-- Begin Extracted entries --
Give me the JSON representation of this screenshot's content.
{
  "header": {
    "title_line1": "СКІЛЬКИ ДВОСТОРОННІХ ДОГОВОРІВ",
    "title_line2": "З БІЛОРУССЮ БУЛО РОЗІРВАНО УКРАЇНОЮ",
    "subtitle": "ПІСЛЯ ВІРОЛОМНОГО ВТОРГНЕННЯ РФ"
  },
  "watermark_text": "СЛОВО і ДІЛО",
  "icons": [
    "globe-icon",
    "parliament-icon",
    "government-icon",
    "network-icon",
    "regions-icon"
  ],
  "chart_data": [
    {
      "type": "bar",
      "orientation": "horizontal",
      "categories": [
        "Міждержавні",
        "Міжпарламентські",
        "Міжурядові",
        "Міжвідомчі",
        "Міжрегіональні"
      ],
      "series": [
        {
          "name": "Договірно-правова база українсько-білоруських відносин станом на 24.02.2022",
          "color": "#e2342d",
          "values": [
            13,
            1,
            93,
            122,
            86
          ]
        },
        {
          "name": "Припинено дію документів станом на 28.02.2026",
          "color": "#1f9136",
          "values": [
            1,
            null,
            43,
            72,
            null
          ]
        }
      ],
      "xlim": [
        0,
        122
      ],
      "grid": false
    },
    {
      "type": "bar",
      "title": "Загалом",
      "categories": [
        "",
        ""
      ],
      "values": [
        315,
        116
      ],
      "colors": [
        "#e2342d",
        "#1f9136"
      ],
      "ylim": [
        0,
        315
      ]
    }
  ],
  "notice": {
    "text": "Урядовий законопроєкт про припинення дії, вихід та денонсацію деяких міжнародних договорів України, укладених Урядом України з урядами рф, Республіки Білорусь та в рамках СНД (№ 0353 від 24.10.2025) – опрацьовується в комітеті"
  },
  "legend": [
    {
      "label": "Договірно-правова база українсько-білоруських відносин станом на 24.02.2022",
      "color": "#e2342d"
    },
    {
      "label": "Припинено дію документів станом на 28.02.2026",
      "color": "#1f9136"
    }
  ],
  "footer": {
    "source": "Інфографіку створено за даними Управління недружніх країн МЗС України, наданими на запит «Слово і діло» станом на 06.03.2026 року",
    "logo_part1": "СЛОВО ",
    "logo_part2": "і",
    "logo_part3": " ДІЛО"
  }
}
-- End Extracted entries --
▸ What is required: Identify each line holding the string "база", and copy it out.

▸ Answer to this problem:
          "name": "Договірно-правова база українсько-білоруських відносин станом на 24.02.2022",
      "label": "Договірно-правова база українсько-білоруських відносин станом на 24.02.2022",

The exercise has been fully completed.